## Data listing
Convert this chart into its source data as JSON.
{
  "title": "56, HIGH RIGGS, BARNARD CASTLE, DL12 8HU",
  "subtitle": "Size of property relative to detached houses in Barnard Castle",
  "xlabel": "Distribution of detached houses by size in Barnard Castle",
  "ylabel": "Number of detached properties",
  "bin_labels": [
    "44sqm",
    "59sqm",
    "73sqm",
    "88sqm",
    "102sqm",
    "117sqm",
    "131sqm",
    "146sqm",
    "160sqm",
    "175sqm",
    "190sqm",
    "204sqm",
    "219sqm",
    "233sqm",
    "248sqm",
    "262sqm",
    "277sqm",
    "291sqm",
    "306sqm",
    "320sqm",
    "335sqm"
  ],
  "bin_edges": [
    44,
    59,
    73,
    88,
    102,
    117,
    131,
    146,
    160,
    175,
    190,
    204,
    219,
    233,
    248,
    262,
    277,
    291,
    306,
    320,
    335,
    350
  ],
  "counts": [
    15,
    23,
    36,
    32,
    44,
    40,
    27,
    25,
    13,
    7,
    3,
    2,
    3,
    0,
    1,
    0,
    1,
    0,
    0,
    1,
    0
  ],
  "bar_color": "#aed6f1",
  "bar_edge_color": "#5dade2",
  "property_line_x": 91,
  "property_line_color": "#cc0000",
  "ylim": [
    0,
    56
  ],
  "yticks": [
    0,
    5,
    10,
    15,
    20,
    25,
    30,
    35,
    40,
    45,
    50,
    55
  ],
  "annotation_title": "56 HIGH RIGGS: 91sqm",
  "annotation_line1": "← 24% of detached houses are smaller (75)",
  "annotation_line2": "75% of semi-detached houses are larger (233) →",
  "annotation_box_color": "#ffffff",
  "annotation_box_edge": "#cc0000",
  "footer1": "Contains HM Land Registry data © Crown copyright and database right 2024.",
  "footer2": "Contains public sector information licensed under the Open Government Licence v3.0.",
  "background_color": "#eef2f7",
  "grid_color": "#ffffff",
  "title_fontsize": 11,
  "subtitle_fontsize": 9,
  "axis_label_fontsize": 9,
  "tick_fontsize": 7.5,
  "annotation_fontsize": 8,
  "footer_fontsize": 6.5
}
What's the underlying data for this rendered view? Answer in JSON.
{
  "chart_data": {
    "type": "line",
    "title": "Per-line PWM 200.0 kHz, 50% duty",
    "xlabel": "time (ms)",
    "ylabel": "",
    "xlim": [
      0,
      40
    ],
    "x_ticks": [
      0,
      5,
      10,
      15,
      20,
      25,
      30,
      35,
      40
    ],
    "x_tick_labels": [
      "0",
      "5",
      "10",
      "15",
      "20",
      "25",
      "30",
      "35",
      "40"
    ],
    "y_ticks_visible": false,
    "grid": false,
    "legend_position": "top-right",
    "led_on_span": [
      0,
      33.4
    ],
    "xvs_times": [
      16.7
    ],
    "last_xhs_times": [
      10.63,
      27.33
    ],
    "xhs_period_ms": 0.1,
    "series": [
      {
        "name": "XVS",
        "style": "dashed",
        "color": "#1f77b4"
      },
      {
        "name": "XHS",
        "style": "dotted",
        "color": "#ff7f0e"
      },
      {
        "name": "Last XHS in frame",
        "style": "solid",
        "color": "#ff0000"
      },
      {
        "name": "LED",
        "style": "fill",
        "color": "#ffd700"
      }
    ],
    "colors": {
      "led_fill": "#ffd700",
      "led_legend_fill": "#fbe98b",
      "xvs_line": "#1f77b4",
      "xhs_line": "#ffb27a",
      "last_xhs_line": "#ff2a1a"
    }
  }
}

## SET EXERCISE
Would you give again, word for word, every line from the one with "What's the underlying" through the final line of the listing above?

## EXERCISE OUTPUT
What's the underlying data for this rendered view? Answer in JSON.
{
  "chart_data": {
    "type": "line",
    "title": "Per-line PWM 200.0 kHz, 50% duty",
    "xlabel": "time (ms)",
    "ylabel": "",
    "xlim": [
      0,
      40
    ],
    "x_ticks": [
      0,
      5,
      10,
      15,
      20,
      25,
      30,
      35,
      40
    ],
    "x_tick_labels": [
      "0",
      "5",
      "10",
      "15",
      "20",
      "25",
      "30",
      "35",
      "40"
    ],
    "y_ticks_visible": false,
    "grid": false,
    "legend_position": "top-right",
    "led_on_span": [
      0,
      33.4
    ],
    "xvs_times": [
      16.7
    ],
    "last_xhs_times": [
      10.63,
      27.33
    ],
    "xhs_period_ms": 0.1,
    "series": [
      {
        "name": "XVS",
        "style": "dashed",
        "color": "#1f77b4"
      },
      {
        "name": "XHS",
        "style": "dotted",
        "color": "#ff7f0e"
      },
      {
        "name": "Last XHS in frame",
        "style": "solid",
        "color": "#ff0000"
      },
      {
        "name": "LED",
        "style": "fill",
        "color": "#ffd700"
      }
    ],
    "colors": {
      "led_fill": "#ffd700",
      "led_legend_fill": "#fbe98b",
      "xvs_line": "#1f77b4",
      "xhs_line": "#ffb27a",
      "last_xhs_line": "#ff2a1a"
    }
  }
}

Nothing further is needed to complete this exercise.